[Rows from a dataset]
=-=-=
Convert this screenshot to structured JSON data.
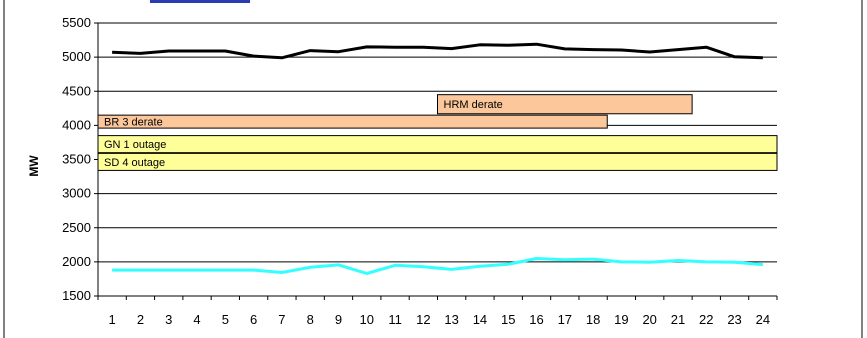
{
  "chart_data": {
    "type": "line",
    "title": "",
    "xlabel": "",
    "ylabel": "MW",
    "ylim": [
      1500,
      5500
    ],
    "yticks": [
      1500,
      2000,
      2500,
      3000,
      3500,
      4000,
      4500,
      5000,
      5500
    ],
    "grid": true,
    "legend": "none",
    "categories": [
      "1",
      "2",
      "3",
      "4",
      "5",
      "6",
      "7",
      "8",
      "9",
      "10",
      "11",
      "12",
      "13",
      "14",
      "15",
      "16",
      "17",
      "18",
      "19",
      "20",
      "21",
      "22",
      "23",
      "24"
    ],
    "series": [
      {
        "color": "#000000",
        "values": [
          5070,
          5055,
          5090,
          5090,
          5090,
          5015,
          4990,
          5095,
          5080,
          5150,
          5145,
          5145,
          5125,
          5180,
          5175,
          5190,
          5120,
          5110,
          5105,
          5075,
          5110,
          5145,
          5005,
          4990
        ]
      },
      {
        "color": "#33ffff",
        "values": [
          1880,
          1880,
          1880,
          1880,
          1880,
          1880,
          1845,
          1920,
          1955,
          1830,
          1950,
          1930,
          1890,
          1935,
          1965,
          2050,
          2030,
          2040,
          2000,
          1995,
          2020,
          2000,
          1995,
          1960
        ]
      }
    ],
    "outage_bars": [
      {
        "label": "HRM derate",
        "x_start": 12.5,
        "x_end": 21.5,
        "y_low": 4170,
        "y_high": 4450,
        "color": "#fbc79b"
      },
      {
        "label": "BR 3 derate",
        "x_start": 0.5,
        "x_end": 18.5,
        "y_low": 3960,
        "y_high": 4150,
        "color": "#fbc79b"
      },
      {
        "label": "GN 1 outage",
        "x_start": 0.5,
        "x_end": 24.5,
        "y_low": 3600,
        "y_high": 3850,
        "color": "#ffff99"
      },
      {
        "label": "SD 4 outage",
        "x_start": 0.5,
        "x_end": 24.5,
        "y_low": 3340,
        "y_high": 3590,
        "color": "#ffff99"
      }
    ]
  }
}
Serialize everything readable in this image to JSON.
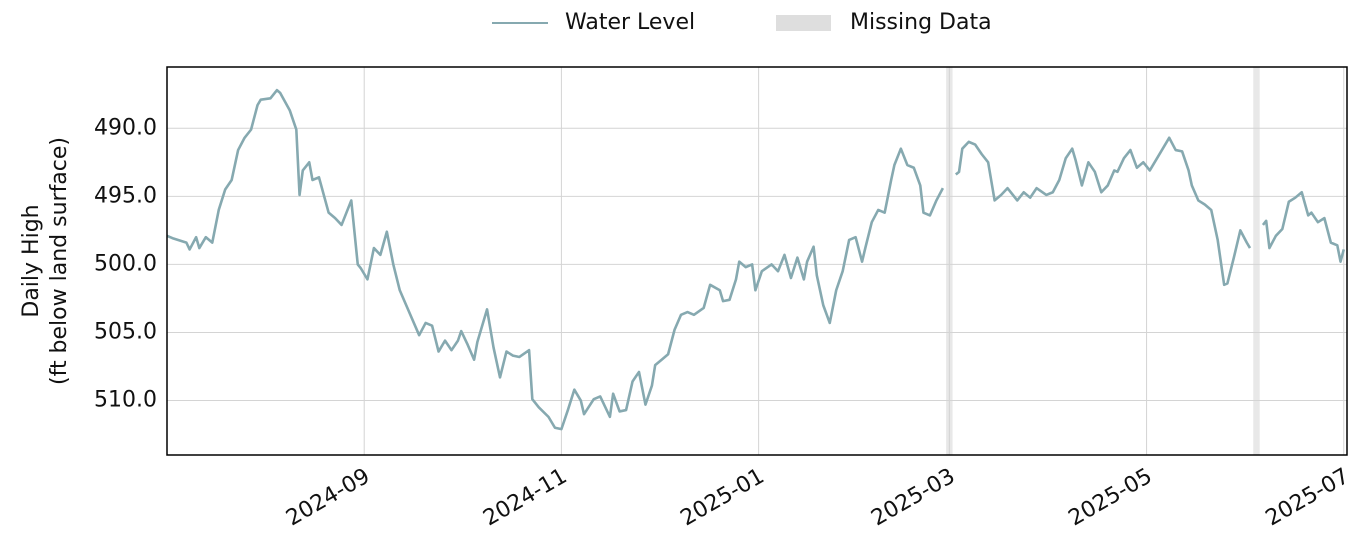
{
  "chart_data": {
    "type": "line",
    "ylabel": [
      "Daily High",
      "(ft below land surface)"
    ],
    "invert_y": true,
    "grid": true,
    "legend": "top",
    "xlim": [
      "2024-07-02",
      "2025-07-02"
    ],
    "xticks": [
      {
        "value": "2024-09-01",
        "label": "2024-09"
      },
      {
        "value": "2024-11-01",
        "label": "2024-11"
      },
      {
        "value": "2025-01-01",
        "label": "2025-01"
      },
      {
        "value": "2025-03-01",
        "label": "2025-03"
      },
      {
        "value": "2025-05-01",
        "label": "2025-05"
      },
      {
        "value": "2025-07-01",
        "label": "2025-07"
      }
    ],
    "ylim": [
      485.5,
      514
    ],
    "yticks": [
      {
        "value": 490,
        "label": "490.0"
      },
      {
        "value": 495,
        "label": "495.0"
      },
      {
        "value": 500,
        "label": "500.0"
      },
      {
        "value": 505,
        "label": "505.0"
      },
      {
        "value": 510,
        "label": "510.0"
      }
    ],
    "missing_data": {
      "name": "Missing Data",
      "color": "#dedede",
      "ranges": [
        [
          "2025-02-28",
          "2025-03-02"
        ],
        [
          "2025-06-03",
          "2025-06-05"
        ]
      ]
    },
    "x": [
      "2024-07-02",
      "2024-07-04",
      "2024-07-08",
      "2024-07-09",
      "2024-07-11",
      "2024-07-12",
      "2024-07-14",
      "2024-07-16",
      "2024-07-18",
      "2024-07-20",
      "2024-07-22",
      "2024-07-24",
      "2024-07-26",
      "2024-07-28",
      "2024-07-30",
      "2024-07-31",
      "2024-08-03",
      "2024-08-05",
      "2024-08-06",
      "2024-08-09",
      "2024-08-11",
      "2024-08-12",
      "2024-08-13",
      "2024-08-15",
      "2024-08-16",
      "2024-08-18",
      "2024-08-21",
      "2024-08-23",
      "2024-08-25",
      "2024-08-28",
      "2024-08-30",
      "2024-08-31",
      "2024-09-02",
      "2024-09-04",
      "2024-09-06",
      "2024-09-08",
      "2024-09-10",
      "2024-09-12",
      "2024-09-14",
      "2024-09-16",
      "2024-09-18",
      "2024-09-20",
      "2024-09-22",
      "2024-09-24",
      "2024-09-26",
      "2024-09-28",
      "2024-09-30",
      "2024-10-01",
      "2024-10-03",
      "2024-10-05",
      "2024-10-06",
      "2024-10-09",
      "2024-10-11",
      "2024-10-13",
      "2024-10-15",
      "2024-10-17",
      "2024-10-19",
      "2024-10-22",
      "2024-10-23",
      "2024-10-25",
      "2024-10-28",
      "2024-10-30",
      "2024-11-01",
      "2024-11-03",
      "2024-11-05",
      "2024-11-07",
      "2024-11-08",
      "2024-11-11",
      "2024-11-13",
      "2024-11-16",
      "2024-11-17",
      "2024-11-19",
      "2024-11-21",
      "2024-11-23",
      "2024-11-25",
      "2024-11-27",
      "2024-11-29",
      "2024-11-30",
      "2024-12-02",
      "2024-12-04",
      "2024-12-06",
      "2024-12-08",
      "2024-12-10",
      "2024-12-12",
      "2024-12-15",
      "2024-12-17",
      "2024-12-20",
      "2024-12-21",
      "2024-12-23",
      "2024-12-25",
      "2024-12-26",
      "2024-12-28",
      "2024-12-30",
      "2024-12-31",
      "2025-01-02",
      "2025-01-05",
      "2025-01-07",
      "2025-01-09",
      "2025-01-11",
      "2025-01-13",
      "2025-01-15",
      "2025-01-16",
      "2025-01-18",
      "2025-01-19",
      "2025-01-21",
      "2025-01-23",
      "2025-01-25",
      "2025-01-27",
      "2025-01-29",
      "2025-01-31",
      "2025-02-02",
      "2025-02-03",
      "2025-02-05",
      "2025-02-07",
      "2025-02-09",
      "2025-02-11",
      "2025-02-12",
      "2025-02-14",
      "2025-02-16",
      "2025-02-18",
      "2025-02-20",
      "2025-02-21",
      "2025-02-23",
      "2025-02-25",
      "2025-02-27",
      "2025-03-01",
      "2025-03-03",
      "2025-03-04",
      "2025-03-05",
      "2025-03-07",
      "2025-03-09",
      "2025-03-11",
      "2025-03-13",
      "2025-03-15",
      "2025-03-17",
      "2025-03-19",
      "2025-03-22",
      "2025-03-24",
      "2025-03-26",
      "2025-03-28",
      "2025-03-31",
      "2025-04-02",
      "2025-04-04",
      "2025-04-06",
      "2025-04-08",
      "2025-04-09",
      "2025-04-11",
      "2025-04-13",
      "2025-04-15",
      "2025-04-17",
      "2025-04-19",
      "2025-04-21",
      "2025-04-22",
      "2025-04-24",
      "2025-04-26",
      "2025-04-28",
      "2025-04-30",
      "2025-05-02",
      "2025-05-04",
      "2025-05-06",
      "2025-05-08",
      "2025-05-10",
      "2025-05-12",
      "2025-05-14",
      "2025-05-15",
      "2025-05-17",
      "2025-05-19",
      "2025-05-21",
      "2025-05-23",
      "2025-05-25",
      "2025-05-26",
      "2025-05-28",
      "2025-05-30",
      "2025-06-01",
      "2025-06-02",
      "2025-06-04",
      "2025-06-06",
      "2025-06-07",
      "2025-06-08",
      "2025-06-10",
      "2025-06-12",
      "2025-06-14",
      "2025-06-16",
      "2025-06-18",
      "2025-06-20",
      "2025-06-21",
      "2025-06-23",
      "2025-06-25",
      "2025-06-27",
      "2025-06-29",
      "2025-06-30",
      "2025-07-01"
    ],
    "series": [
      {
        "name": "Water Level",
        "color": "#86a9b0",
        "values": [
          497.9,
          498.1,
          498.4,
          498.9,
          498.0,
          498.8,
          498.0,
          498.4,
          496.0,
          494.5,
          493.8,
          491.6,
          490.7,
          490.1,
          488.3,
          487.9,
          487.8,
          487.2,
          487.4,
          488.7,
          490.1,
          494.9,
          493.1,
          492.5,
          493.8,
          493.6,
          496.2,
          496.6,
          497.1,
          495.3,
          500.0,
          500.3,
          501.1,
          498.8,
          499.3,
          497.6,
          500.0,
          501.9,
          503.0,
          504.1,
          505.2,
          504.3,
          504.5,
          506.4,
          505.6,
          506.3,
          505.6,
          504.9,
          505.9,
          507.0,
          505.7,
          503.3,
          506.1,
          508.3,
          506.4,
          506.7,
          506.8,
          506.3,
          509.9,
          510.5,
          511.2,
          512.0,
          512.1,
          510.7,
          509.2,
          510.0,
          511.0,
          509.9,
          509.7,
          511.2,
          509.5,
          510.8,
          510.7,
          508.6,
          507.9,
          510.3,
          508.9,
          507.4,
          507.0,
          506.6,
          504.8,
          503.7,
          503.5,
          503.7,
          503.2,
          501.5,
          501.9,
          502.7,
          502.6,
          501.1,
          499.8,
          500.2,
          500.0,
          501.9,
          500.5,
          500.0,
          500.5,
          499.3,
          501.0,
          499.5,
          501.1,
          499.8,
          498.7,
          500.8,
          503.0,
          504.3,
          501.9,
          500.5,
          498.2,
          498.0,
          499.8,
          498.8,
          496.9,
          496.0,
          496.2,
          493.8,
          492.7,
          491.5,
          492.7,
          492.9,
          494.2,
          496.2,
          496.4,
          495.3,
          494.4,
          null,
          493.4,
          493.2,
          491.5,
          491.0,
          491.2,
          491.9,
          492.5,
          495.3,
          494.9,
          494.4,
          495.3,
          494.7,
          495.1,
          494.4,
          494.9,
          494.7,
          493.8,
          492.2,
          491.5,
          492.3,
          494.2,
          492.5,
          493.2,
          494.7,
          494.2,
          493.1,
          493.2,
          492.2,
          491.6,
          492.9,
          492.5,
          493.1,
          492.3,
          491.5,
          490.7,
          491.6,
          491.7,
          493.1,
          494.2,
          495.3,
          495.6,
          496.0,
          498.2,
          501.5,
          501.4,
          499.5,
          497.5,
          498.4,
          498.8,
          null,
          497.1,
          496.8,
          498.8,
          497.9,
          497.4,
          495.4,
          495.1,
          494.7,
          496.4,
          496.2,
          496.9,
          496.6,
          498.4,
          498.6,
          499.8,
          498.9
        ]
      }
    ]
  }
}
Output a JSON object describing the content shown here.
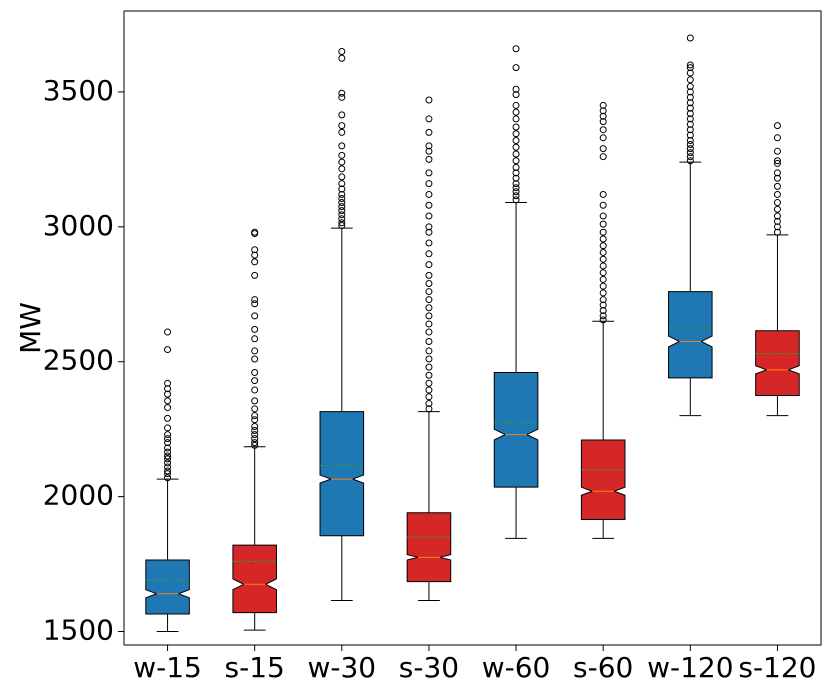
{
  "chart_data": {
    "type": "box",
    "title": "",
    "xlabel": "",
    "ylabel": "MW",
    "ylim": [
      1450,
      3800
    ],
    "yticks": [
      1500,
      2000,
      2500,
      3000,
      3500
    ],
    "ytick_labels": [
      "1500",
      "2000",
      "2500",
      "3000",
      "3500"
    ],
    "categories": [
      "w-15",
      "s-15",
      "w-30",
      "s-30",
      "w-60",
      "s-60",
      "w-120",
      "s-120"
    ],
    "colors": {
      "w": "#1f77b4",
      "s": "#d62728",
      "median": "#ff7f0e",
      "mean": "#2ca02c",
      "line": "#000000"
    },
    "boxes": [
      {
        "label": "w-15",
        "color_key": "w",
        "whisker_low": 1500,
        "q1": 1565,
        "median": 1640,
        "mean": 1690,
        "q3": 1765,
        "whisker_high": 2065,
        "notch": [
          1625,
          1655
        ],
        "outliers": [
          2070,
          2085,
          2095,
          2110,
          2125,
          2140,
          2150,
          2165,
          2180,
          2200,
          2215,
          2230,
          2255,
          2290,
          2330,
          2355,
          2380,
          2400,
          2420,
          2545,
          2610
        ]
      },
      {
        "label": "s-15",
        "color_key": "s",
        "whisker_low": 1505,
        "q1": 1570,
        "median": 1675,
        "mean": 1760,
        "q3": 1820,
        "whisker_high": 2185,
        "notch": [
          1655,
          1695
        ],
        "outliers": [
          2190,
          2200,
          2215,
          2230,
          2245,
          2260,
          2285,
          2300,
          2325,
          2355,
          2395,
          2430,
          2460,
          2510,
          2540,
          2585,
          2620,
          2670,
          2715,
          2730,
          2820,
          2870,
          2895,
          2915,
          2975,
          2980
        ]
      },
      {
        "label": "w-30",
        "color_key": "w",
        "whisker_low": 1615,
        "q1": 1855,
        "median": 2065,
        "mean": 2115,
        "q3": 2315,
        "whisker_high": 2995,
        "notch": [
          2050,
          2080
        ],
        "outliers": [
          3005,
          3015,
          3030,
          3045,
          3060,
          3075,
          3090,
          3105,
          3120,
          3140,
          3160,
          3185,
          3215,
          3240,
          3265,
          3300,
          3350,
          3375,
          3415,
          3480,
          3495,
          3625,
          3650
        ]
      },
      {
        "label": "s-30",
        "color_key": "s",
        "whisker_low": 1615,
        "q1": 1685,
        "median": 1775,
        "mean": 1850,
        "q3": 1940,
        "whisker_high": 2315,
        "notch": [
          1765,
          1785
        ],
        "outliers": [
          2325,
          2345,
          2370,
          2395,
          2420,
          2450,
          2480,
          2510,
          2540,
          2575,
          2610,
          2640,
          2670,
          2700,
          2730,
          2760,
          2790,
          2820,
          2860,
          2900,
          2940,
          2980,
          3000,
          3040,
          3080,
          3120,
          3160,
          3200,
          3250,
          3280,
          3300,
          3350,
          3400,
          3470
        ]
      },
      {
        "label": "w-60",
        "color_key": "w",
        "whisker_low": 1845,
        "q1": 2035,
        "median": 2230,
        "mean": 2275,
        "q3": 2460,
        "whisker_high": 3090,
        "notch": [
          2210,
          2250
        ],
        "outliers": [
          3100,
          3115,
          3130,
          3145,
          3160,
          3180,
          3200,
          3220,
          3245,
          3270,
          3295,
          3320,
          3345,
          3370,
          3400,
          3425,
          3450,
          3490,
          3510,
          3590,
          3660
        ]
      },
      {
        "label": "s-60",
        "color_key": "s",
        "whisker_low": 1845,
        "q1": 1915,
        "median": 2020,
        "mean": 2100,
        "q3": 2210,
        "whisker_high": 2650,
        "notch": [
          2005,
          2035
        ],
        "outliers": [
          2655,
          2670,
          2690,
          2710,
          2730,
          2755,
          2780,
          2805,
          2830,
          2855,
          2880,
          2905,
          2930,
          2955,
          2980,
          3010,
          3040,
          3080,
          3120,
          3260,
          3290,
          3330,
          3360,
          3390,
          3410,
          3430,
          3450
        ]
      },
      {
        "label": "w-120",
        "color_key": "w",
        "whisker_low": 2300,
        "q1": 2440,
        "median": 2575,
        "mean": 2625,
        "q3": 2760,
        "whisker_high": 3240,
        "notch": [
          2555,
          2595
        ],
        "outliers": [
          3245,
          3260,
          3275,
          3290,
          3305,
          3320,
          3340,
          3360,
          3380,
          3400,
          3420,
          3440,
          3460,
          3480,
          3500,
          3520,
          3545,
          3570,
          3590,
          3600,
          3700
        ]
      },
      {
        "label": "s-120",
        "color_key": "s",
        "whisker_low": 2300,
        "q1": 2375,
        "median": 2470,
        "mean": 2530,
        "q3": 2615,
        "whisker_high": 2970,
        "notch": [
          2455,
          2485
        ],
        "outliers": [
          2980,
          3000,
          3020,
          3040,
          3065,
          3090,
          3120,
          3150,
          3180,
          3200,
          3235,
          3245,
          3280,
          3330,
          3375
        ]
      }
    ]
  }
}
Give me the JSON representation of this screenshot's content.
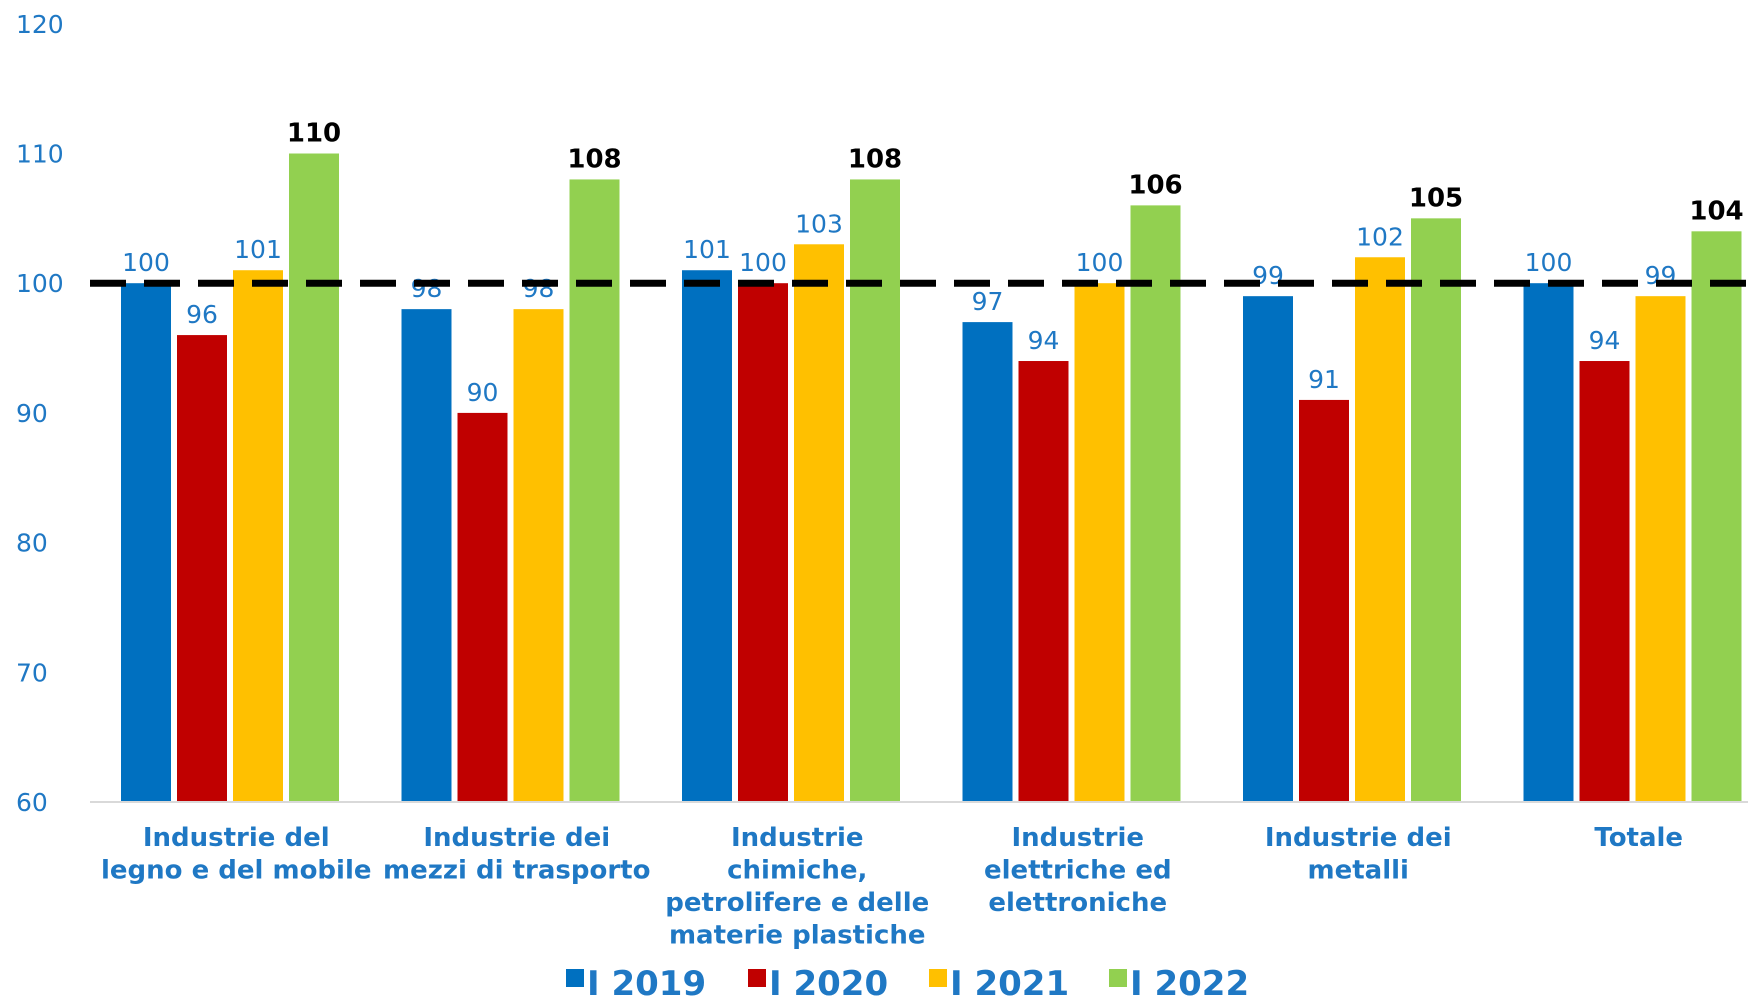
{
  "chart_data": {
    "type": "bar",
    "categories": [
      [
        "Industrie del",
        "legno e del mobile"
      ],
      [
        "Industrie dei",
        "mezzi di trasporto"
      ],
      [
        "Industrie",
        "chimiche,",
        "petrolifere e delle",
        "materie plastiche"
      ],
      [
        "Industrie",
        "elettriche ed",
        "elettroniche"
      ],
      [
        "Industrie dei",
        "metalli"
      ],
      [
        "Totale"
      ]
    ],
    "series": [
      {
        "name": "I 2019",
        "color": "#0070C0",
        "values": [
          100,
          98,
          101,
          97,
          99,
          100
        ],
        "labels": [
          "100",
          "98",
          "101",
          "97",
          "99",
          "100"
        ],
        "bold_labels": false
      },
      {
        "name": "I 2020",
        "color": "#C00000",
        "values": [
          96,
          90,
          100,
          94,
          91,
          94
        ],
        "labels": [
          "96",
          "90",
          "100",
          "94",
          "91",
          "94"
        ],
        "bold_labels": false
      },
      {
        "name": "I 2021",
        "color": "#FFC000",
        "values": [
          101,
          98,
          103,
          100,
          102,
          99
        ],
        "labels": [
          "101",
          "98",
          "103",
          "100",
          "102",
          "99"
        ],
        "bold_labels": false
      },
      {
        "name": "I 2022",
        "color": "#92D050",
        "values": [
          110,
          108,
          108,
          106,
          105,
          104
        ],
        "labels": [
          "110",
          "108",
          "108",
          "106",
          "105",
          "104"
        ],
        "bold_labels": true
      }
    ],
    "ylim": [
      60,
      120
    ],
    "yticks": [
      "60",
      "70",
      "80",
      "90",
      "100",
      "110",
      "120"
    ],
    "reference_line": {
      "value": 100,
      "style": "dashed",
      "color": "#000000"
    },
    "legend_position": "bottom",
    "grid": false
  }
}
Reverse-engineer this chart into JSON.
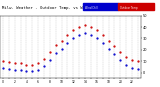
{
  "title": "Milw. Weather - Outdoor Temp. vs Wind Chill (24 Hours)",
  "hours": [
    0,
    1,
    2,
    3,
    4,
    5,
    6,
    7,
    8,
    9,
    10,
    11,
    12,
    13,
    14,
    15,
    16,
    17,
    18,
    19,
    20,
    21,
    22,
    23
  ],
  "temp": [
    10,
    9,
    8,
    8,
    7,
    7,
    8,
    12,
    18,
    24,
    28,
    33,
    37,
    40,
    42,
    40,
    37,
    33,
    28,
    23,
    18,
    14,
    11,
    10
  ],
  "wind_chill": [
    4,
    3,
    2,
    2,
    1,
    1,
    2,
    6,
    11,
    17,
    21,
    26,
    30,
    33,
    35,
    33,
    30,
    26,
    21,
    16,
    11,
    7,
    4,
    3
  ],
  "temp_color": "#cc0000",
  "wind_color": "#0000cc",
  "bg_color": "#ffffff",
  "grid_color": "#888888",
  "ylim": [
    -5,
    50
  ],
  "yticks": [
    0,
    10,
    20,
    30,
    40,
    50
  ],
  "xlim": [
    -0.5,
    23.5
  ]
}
=-=-=
Aim
Of the lines above, copy each that contains "JSON".

Written solution
Convert this screenshot to structured JSON data.
Serialize everything readable in this image to JSON.
Output a JSON object describing the content shown here.
Give me the JSON representation of this screenshot's content.
Reverse-engineer this chart into JSON.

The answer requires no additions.